#### [What to work on]
What is the number of lines containing the word "Здравоохранение"? Give that number alone.

#### [Rows]

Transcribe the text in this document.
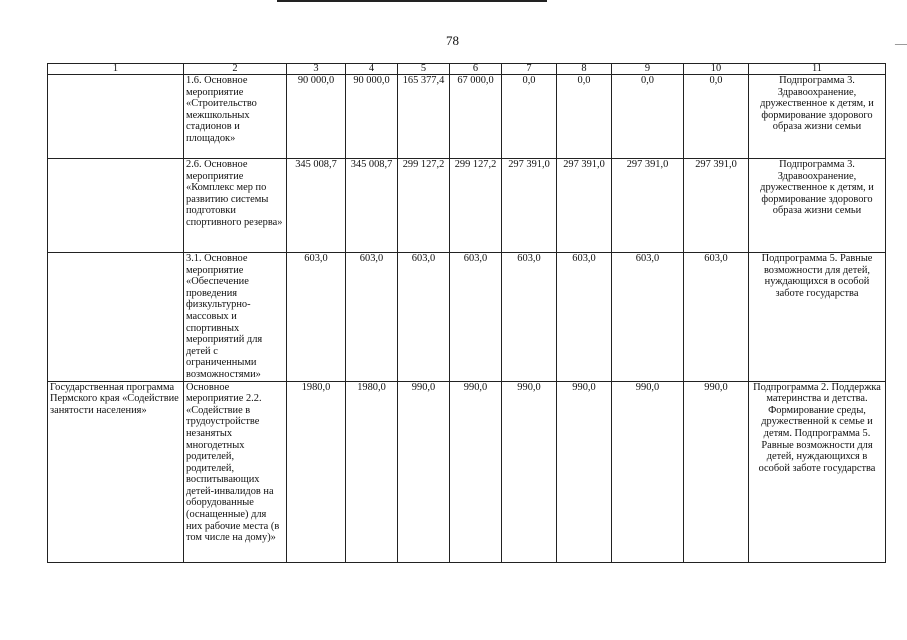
78	—
1	2	3	4	5	6	7	8	9	10	11
	1.6. Основное мероприятие «Строительство межшкольных стадионов и площадок»	90 000,0	90 000,0	165 377,4	67 000,0	0,0	0,0	0,0	0,0	Подпрограмма 3. Здравоохранение, дружественное к детям, и формирование здорового образа жизни семьи
	2.6. Основное мероприятие «Комплекс мер по развитию системы подготовки спортивного резерва»	345 008,7	345 008,7	299 127,2	299 127,2	297 391,0	297 391,0	297 391,0	297 391,0	Подпрограмма 3. Здравоохранение, дружественное к детям, и формирование здорового образа жизни семьи
	3.1. Основное мероприятие «Обеспечение проведения физкультурно-массовых и спортивных мероприятий для детей с ограниченными возможностями»	603,0	603,0	603,0	603,0	603,0	603,0	603,0	603,0	Подпрограмма 5. Равные возможности для детей, нуждающихся в особой заботе государства
Государственная программа Пермского края «Содействие занятости населения»	Основное мероприятие 2.2. «Содействие в трудоустройстве незанятых многодетных родителей, родителей, воспитывающих детей-инвалидов на оборудованные (оснащенные) для них рабочие места (в том числе на дому)»	1980,0	1980,0	990,0	990,0	990,0	990,0	990,0	990,0	Подпрограмма 2. Поддержка материнства и детства. Формирование среды, дружественной к семье и детям. Подпрограмма 5. Равные возможности для детей, нуждающихся в особой заботе государства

#### [Solved exercise]
2